Stated problem: Copy every one of the entries below line by line, changing no character.

==*==

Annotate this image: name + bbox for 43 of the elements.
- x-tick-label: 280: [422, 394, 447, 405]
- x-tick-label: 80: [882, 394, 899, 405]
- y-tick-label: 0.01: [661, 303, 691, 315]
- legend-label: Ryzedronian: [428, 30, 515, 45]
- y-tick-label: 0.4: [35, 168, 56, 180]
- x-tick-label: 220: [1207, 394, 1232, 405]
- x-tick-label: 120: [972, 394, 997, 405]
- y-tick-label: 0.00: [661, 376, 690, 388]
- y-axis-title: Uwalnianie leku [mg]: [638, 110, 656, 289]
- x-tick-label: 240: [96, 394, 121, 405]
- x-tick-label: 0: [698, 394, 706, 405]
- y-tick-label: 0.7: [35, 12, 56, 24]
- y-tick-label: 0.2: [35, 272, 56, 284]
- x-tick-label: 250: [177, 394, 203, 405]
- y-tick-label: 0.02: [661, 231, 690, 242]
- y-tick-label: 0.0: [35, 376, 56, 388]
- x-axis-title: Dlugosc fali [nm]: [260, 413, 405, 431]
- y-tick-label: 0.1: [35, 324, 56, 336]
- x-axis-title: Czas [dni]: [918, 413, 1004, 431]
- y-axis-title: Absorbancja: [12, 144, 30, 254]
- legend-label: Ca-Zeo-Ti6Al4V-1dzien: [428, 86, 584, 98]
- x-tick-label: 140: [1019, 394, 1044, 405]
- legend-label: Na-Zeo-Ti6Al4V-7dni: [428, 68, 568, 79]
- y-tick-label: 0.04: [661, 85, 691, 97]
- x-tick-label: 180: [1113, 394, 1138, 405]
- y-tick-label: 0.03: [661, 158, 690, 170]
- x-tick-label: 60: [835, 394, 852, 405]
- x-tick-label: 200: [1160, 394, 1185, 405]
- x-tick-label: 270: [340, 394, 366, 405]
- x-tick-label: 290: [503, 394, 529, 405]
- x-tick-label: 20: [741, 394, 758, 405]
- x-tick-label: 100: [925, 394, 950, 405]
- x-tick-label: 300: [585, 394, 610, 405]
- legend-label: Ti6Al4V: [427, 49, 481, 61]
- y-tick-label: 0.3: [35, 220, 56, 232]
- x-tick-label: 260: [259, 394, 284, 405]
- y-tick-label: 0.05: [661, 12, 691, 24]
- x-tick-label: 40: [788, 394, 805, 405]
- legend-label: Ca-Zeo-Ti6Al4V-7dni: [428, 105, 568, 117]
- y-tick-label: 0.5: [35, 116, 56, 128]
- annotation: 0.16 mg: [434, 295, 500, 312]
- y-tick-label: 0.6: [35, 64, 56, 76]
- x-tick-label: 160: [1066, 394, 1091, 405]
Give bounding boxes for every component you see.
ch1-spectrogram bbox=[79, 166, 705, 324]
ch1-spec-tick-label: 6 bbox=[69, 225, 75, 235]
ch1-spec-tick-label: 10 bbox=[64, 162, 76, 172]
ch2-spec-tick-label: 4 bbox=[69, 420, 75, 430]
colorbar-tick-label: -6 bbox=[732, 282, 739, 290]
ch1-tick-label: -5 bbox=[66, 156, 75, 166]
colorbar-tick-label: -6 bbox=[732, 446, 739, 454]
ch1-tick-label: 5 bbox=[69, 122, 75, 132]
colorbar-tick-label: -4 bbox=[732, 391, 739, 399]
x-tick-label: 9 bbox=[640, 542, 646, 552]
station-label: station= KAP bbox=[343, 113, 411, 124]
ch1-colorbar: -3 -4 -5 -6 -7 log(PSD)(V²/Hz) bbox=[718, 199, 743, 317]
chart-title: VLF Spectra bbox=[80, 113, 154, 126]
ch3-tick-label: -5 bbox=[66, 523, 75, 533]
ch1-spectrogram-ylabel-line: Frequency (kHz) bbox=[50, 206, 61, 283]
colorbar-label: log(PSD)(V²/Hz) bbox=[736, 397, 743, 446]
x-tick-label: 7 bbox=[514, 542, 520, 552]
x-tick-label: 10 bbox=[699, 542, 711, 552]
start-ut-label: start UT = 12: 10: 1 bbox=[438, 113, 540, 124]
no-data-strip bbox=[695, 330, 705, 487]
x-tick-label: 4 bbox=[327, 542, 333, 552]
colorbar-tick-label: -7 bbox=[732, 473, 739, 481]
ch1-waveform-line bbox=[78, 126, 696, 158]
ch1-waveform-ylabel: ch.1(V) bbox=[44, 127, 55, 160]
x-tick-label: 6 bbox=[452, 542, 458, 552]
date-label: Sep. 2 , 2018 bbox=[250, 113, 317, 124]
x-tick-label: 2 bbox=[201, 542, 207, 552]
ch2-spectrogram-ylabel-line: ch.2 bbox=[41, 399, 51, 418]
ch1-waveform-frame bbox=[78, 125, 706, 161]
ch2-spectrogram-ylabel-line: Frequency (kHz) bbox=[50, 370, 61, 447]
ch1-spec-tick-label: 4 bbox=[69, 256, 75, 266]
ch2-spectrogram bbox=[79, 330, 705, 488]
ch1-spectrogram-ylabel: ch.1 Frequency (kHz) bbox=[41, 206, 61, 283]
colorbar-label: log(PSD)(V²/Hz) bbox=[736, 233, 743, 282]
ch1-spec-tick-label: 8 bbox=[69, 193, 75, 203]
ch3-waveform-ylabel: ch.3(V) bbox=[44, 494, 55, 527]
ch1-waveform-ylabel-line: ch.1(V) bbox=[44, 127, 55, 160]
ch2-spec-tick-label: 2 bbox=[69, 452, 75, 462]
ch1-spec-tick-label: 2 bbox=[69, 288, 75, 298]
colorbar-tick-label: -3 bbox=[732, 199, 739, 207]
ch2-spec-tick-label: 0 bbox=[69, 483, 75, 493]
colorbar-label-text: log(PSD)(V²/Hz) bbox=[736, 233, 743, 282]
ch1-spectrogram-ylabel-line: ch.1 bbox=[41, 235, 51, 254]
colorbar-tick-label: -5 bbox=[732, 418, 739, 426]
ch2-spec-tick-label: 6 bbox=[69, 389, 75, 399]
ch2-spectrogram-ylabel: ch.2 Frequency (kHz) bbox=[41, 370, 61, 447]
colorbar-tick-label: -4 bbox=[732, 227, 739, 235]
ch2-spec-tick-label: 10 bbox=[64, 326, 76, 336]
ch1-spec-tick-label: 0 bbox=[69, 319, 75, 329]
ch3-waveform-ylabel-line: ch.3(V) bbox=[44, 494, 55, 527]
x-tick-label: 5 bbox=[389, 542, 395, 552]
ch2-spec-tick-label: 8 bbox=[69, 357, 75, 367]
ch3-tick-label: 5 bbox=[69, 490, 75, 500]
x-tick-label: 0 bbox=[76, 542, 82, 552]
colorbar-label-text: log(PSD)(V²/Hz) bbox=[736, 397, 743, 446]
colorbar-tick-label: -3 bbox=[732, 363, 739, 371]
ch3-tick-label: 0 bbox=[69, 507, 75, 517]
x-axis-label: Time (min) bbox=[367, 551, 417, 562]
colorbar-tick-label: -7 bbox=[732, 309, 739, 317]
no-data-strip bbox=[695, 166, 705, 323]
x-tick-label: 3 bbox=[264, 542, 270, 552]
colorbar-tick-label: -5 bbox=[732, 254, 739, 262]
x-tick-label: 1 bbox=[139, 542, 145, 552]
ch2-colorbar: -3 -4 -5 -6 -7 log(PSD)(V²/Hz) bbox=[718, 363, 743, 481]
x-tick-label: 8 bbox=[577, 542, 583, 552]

==*==

Result for this exercise:
Annotate this image: name + bbox for 43 of the elements.
- x-tick-label: 280: [422, 394, 447, 405]
- x-tick-label: 80: [882, 394, 899, 405]
- y-tick-label: 0.01: [661, 303, 691, 315]
- legend-label: Ryzedronian: [428, 30, 515, 45]
- y-tick-label: 0.4: [35, 168, 56, 180]
- x-tick-label: 220: [1207, 394, 1232, 405]
- x-tick-label: 120: [972, 394, 997, 405]
- y-tick-label: 0.00: [661, 376, 690, 388]
- y-axis-title: Uwalnianie leku [mg]: [638, 110, 656, 289]
- x-tick-label: 240: [96, 394, 121, 405]
- x-tick-label: 0: [698, 394, 706, 405]
- y-tick-label: 0.7: [35, 12, 56, 24]
- y-tick-label: 0.2: [35, 272, 56, 284]
- x-tick-label: 250: [177, 394, 203, 405]
- y-tick-label: 0.02: [661, 231, 690, 242]
- y-tick-label: 0.0: [35, 376, 56, 388]
- x-axis-title: Dlugosc fali [nm]: [260, 413, 405, 431]
- y-tick-label: 0.1: [35, 324, 56, 336]
- x-axis-title: Czas [dni]: [918, 413, 1004, 431]
- y-axis-title: Absorbancja: [12, 144, 30, 254]
- legend-label: Ca-Zeo-Ti6Al4V-1dzien: [428, 86, 584, 98]
- x-tick-label: 140: [1019, 394, 1044, 405]
- legend-label: Na-Zeo-Ti6Al4V-7dni: [428, 68, 568, 79]
- y-tick-label: 0.04: [661, 85, 691, 97]
- x-tick-label: 180: [1113, 394, 1138, 405]
- y-tick-label: 0.03: [661, 158, 690, 170]
- x-tick-label: 60: [835, 394, 852, 405]
- x-tick-label: 200: [1160, 394, 1185, 405]
- x-tick-label: 270: [340, 394, 366, 405]
- x-tick-label: 290: [503, 394, 529, 405]
- x-tick-label: 20: [741, 394, 758, 405]
- x-tick-label: 100: [925, 394, 950, 405]
- x-tick-label: 300: [585, 394, 610, 405]
- legend-label: Ti6Al4V: [427, 49, 481, 61]
- y-tick-label: 0.3: [35, 220, 56, 232]
- x-tick-label: 260: [259, 394, 284, 405]
- y-tick-label: 0.05: [661, 12, 691, 24]
- x-tick-label: 40: [788, 394, 805, 405]
- legend-label: Ca-Zeo-Ti6Al4V-7dni: [428, 105, 568, 117]
- y-tick-label: 0.5: [35, 116, 56, 128]
- annotation: 0.16 mg: [434, 295, 500, 312]
- y-tick-label: 0.6: [35, 64, 56, 76]
- x-tick-label: 160: [1066, 394, 1091, 405]
Give bounding boxes for every component you see.
ch1-spectrogram bbox=[79, 166, 705, 324]
ch1-spec-tick-label: 6 bbox=[69, 225, 75, 235]
ch1-spec-tick-label: 10 bbox=[64, 162, 76, 172]
ch2-spec-tick-label: 4 bbox=[69, 420, 75, 430]
colorbar-tick-label: -6 bbox=[732, 282, 739, 290]
ch1-tick-label: -5 bbox=[66, 156, 75, 166]
colorbar-tick-label: -6 bbox=[732, 446, 739, 454]
ch1-tick-label: 5 bbox=[69, 122, 75, 132]
colorbar-tick-label: -4 bbox=[732, 391, 739, 399]
x-tick-label: 9 bbox=[640, 542, 646, 552]
station-label: station= KAP bbox=[343, 113, 411, 124]
ch1-colorbar: -3 -4 -5 -6 -7 log(PSD)(V²/Hz) bbox=[718, 199, 743, 317]
chart-title: VLF Spectra bbox=[80, 113, 154, 126]
ch3-tick-label: -5 bbox=[66, 523, 75, 533]
ch1-spectrogram-ylabel-line: Frequency (kHz) bbox=[50, 206, 61, 283]
colorbar-label: log(PSD)(V²/Hz) bbox=[736, 397, 743, 446]
x-tick-label: 7 bbox=[514, 542, 520, 552]
x-tick-label: 10 bbox=[699, 542, 711, 552]
start-ut-label: start UT = 12: 10: 1 bbox=[438, 113, 540, 124]
no-data-strip bbox=[695, 330, 705, 487]
x-tick-label: 4 bbox=[327, 542, 333, 552]
colorbar-tick-label: -7 bbox=[732, 473, 739, 481]
ch1-waveform-line bbox=[78, 126, 696, 158]
ch1-waveform-ylabel: ch.1(V) bbox=[44, 127, 55, 160]
x-tick-label: 6 bbox=[452, 542, 458, 552]
date-label: Sep. 2 , 2018 bbox=[250, 113, 317, 124]
x-tick-label: 2 bbox=[201, 542, 207, 552]
ch2-spectrogram-ylabel-line: ch.2 bbox=[41, 399, 51, 418]
ch1-waveform-frame bbox=[78, 125, 706, 161]
ch2-spectrogram-ylabel-line: Frequency (kHz) bbox=[50, 370, 61, 447]
ch1-spec-tick-label: 4 bbox=[69, 256, 75, 266]
ch2-spectrogram bbox=[79, 330, 705, 488]
ch1-spectrogram-ylabel: ch.1 Frequency (kHz) bbox=[41, 206, 61, 283]
colorbar-label: log(PSD)(V²/Hz) bbox=[736, 233, 743, 282]
ch1-spec-tick-label: 8 bbox=[69, 193, 75, 203]
ch3-waveform-ylabel: ch.3(V) bbox=[44, 494, 55, 527]
ch1-waveform-ylabel-line: ch.1(V) bbox=[44, 127, 55, 160]
ch2-spec-tick-label: 2 bbox=[69, 452, 75, 462]
ch1-spec-tick-label: 2 bbox=[69, 288, 75, 298]
colorbar-tick-label: -3 bbox=[732, 199, 739, 207]
ch2-spec-tick-label: 0 bbox=[69, 483, 75, 493]
colorbar-label-text: log(PSD)(V²/Hz) bbox=[736, 233, 743, 282]
ch1-spectrogram-ylabel-line: ch.1 bbox=[41, 235, 51, 254]
colorbar-tick-label: -5 bbox=[732, 418, 739, 426]
ch2-spec-tick-label: 6 bbox=[69, 389, 75, 399]
ch2-spectrogram-ylabel: ch.2 Frequency (kHz) bbox=[41, 370, 61, 447]
colorbar-tick-label: -4 bbox=[732, 227, 739, 235]
ch2-spec-tick-label: 10 bbox=[64, 326, 76, 336]
ch1-spec-tick-label: 0 bbox=[69, 319, 75, 329]
ch3-waveform-ylabel-line: ch.3(V) bbox=[44, 494, 55, 527]
x-tick-label: 5 bbox=[389, 542, 395, 552]
ch2-spec-tick-label: 8 bbox=[69, 357, 75, 367]
ch3-tick-label: 5 bbox=[69, 490, 75, 500]
x-tick-label: 0 bbox=[76, 542, 82, 552]
colorbar-label-text: log(PSD)(V²/Hz) bbox=[736, 397, 743, 446]
colorbar-tick-label: -3 bbox=[732, 363, 739, 371]
ch3-tick-label: 0 bbox=[69, 507, 75, 517]
x-axis-label: Time (min) bbox=[367, 551, 417, 562]
colorbar-tick-label: -7 bbox=[732, 309, 739, 317]
no-data-strip bbox=[695, 166, 705, 323]
x-tick-label: 3 bbox=[264, 542, 270, 552]
colorbar-tick-label: -5 bbox=[732, 254, 739, 262]
x-tick-label: 1 bbox=[139, 542, 145, 552]
ch2-colorbar: -3 -4 -5 -6 -7 log(PSD)(V²/Hz) bbox=[718, 363, 743, 481]
x-tick-label: 8 bbox=[577, 542, 583, 552]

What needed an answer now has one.